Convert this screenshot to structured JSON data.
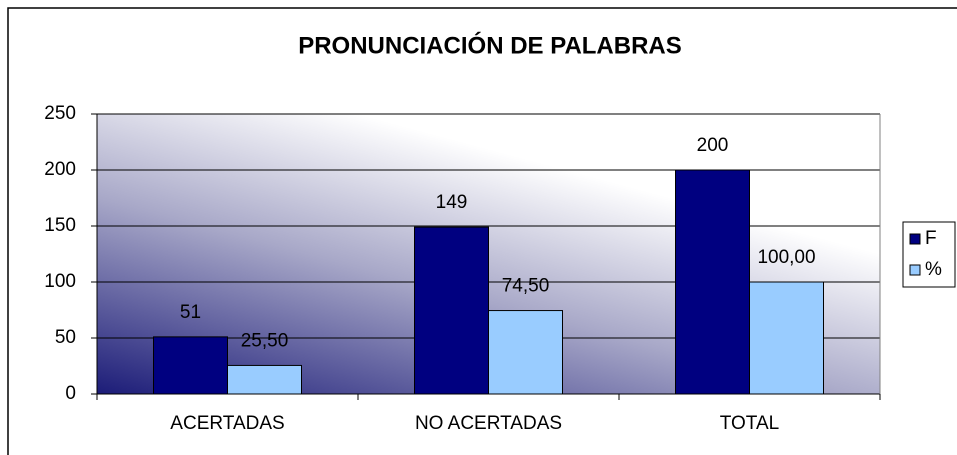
{
  "chart_data": {
    "type": "bar",
    "title": "PRONUNCIACIÓN DE PALABRAS",
    "categories": [
      "ACERTADAS",
      "NO ACERTADAS",
      "TOTAL"
    ],
    "series": [
      {
        "name": "F",
        "color": "#000080",
        "values": [
          51,
          149,
          200
        ]
      },
      {
        "name": "%",
        "color": "#99ccff",
        "values": [
          25.5,
          74.5,
          100
        ],
        "value_labels": [
          "25,50",
          "74,50",
          "100,00"
        ]
      }
    ],
    "ylim": [
      0,
      250
    ],
    "yticks": [
      0,
      50,
      100,
      150,
      200,
      250
    ],
    "grid": true,
    "legend": "right"
  }
}
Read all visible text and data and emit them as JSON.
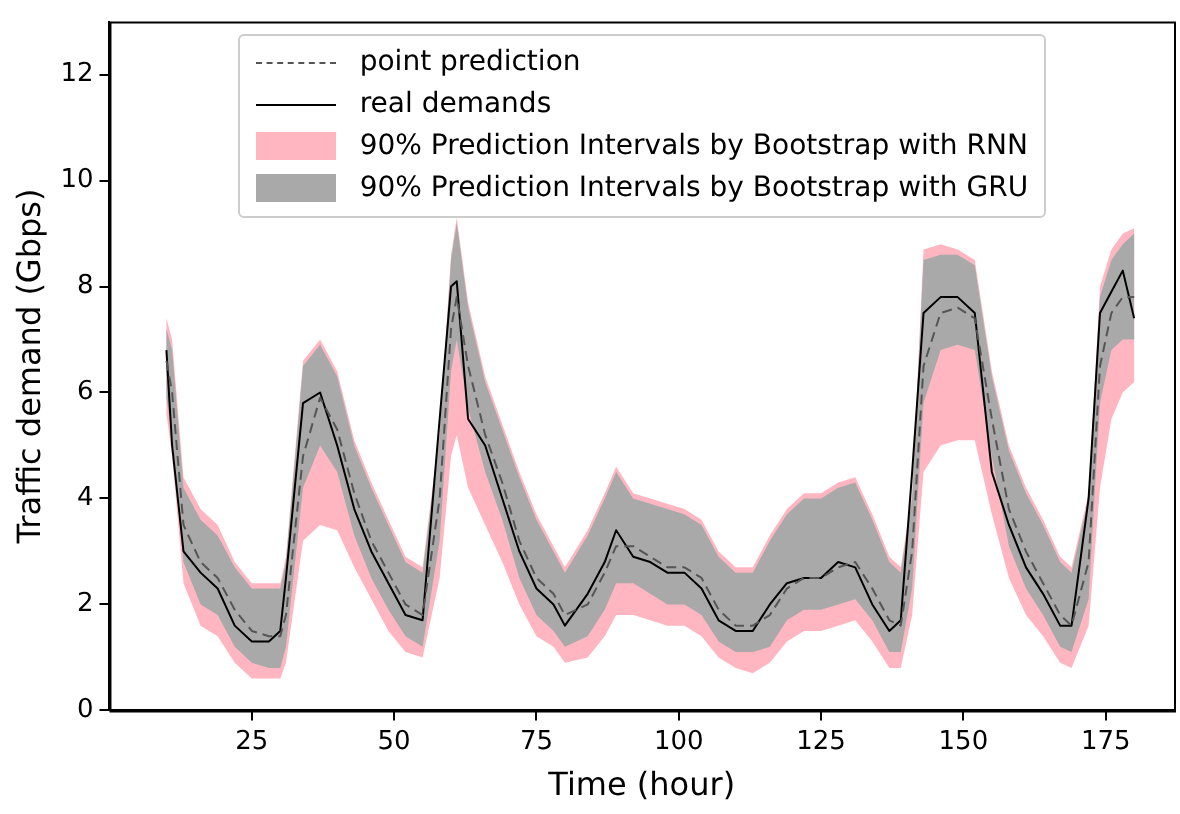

+ + + + + + +

# DIRECTIONS
Every line of the data should be copied as it stands, without the images.

# EXPECTED ANSWER
Convert this screenshot to structured JSON data.
{
  "chart_data": {
    "type": "bar",
    "title": "PRONUNCIACIÓN DE PALABRAS",
    "categories": [
      "ACERTADAS",
      "NO ACERTADAS",
      "TOTAL"
    ],
    "series": [
      {
        "name": "F",
        "color": "#000080",
        "values": [
          51,
          149,
          200
        ]
      },
      {
        "name": "%",
        "color": "#99ccff",
        "values": [
          25.5,
          74.5,
          100
        ],
        "value_labels": [
          "25,50",
          "74,50",
          "100,00"
        ]
      }
    ],
    "ylim": [
      0,
      250
    ],
    "yticks": [
      0,
      50,
      100,
      150,
      200,
      250
    ],
    "grid": true,
    "legend": "right"
  }
}
Read all visible text and data and emit them as JSON.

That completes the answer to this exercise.